* INSTRUCTIONS FOR THE TASK *
Show only lines that include "России".

* SUPPLIED MATERIAL *
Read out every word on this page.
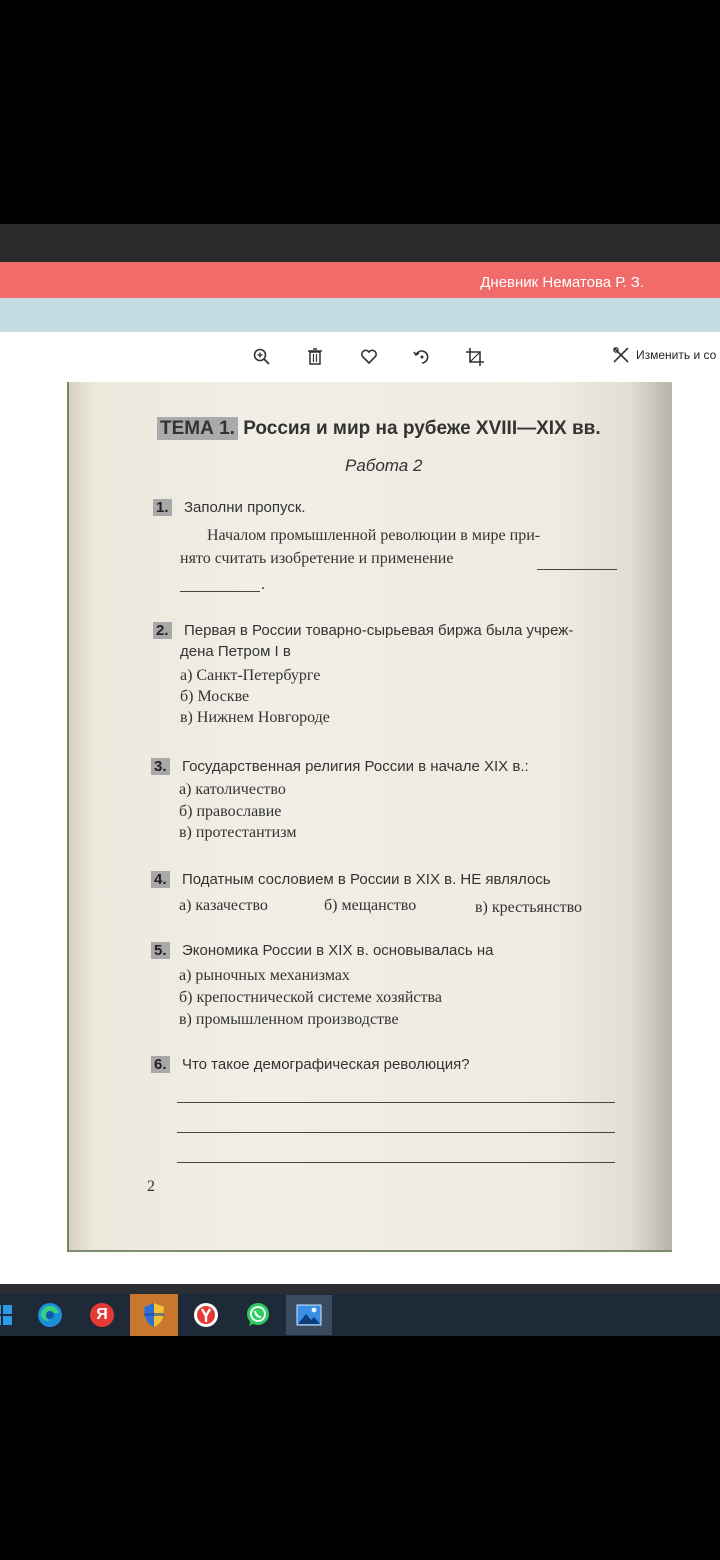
Дневник Нематова Р. З.
Изменить и со
ТЕМА 1. Россия и мир на рубеже XVIII—XIX вв.
Работа 2
1. Заполни пропуск.
Началом промышленной революции в мире при-
нято считать изобретение и применение
.
2. Первая в России товарно-сырьевая биржа была учреж-
дена Петром I в
а) Санкт-Петербурге
б) Москве
в) Нижнем Новгороде
3. Государственная религия России в начале XIX в.:
а) католичество
б) православие
в) протестантизм
4. Податным сословием в России в XIX в. НЕ являлось
а) казачество	б) мещанство	в) крестьянство
5. Экономика России в XIX в. основывалась на
а) рыночных механизмах
б) крепостнической системе хозяйства
в) промышленном производстве
6. Что такое демографическая революция?
2
Я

* EXERCISE RESPONSE *
2. Первая в России товарно-сырьевая биржа была учреж-
3. Государственная религия России в начале XIX в.:
4. Податным сословием в России в XIX в. НЕ являлось
5. Экономика России в XIX в. основывалась на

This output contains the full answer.